-- start of Record excerpts --

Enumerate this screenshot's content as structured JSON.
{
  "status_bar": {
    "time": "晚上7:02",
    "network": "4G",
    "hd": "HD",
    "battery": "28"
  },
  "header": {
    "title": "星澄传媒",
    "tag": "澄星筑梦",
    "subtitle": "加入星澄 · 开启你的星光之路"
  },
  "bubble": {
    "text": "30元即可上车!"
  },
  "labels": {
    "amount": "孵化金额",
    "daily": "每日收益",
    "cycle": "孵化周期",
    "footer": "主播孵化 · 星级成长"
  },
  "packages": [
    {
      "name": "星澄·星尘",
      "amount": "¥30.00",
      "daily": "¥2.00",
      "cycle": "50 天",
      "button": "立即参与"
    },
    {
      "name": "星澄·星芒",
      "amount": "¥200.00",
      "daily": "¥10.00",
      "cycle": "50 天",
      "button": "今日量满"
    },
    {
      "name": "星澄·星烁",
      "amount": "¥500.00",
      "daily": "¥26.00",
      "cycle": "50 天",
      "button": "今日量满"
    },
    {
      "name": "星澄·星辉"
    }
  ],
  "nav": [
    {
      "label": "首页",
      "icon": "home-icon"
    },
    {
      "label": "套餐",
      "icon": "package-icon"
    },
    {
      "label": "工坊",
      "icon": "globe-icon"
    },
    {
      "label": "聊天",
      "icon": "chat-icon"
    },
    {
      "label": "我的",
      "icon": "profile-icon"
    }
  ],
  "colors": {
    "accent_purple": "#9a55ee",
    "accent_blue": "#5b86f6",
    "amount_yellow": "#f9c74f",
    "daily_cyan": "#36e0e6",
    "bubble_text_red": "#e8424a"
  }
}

-- end of Record excerpts --

What to do: Repeat the data verbatim.

Exercise answer:
Enumerate this screenshot's content as structured JSON.
{
  "status_bar": {
    "time": "晚上7:02",
    "network": "4G",
    "hd": "HD",
    "battery": "28"
  },
  "header": {
    "title": "星澄传媒",
    "tag": "澄星筑梦",
    "subtitle": "加入星澄 · 开启你的星光之路"
  },
  "bubble": {
    "text": "30元即可上车!"
  },
  "labels": {
    "amount": "孵化金额",
    "daily": "每日收益",
    "cycle": "孵化周期",
    "footer": "主播孵化 · 星级成长"
  },
  "packages": [
    {
      "name": "星澄·星尘",
      "amount": "¥30.00",
      "daily": "¥2.00",
      "cycle": "50 天",
      "button": "立即参与"
    },
    {
      "name": "星澄·星芒",
      "amount": "¥200.00",
      "daily": "¥10.00",
      "cycle": "50 天",
      "button": "今日量满"
    },
    {
      "name": "星澄·星烁",
      "amount": "¥500.00",
      "daily": "¥26.00",
      "cycle": "50 天",
      "button": "今日量满"
    },
    {
      "name": "星澄·星辉"
    }
  ],
  "nav": [
    {
      "label": "首页",
      "icon": "home-icon"
    },
    {
      "label": "套餐",
      "icon": "package-icon"
    },
    {
      "label": "工坊",
      "icon": "globe-icon"
    },
    {
      "label": "聊天",
      "icon": "chat-icon"
    },
    {
      "label": "我的",
      "icon": "profile-icon"
    }
  ],
  "colors": {
    "accent_purple": "#9a55ee",
    "accent_blue": "#5b86f6",
    "amount_yellow": "#f9c74f",
    "daily_cyan": "#36e0e6",
    "bubble_text_red": "#e8424a"
  }
}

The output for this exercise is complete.